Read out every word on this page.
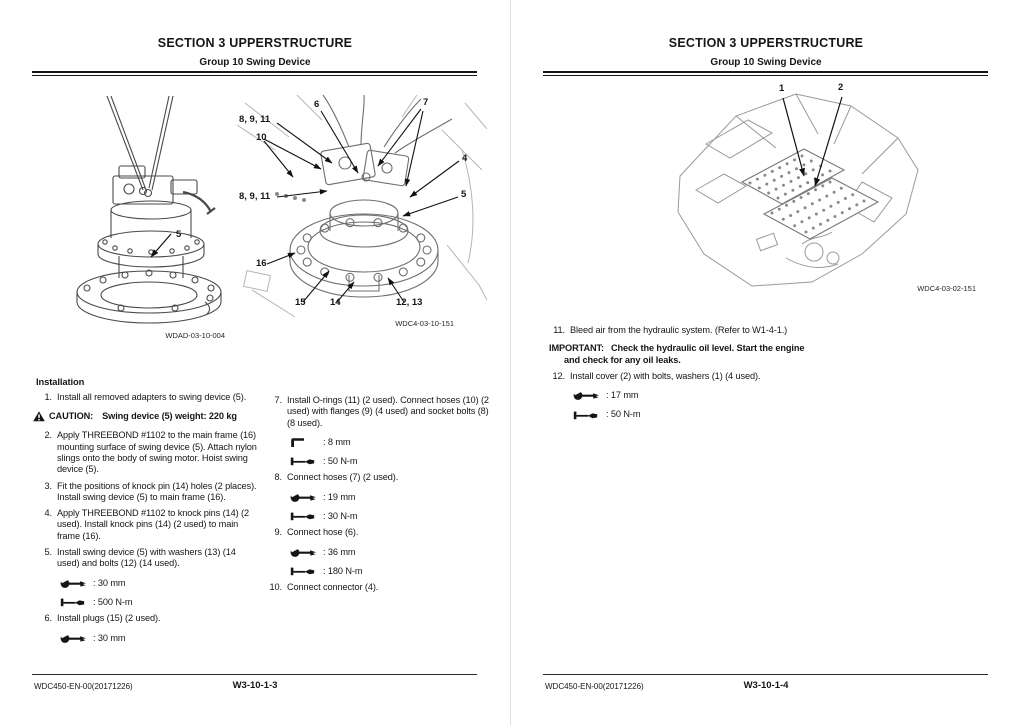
SECTION 3 UPPERSTRUCTURE
Group 10 Swing Device
5
WDAD-03-10-004
8, 9, 11
10
8, 9, 11
6	7
4
5
16
15	14	12, 13
WDC4-03-10-151
Installation
1. Install all removed adapters to swing device (5).
CAUTION: Swing device (5) weight: 220 kg
2. Apply THREEBOND #1102 to the main frame (16) mounting surface of swing device (5). Attach nylon slings onto the body of swing motor. Hoist swing device (5).
3. Fit the positions of knock pin (14) holes (2 places). Install swing device (5) to main frame (16).
4. Apply THREEBOND #1102 to knock pins (14) (2 used). Install knock pins (14) (2 used) to main frame (16).
5. Install swing device (5) with washers (13) (14 used) and bolts (12) (14 used).
: 30 mm
: 500 N-m
6. Install plugs (15) (2 used).
: 30 mm
7. Install O-rings (11) (2 used). Connect hoses (10) (2 used) with flanges (9) (4 used) and socket bolts (8) (8 used).
: 8 mm
: 50 N-m
8. Connect hoses (7) (2 used).
: 19 mm
: 30 N-m
9. Connect hose (6).
: 36 mm
: 180 N-m
10. Connect connector (4).
WDC450-EN-00(20171226)	W3-10-1-3
SECTION 3 UPPERSTRUCTURE
Group 10 Swing Device
1	2
WDC4-03-02-151
11. Bleed air from the hydraulic system. (Refer to W1-4-1.)
IMPORTANT: Check the hydraulic oil level. Start the engine and check for any oil leaks.
12. Install cover (2) with bolts, washers (1) (4 used).
: 17 mm
: 50 N-m
WDC450-EN-00(20171226)	W3-10-1-4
========================================================================
Stated task: Where a line in the entries holds "hoses", copy that line.

Written answer:
7. Install O-rings (11) (2 used). Connect hoses (10) (2 used) with flanges (9) (4 used) and socket bolts (8) (8 used).
8. Connect hoses (7) (2 used).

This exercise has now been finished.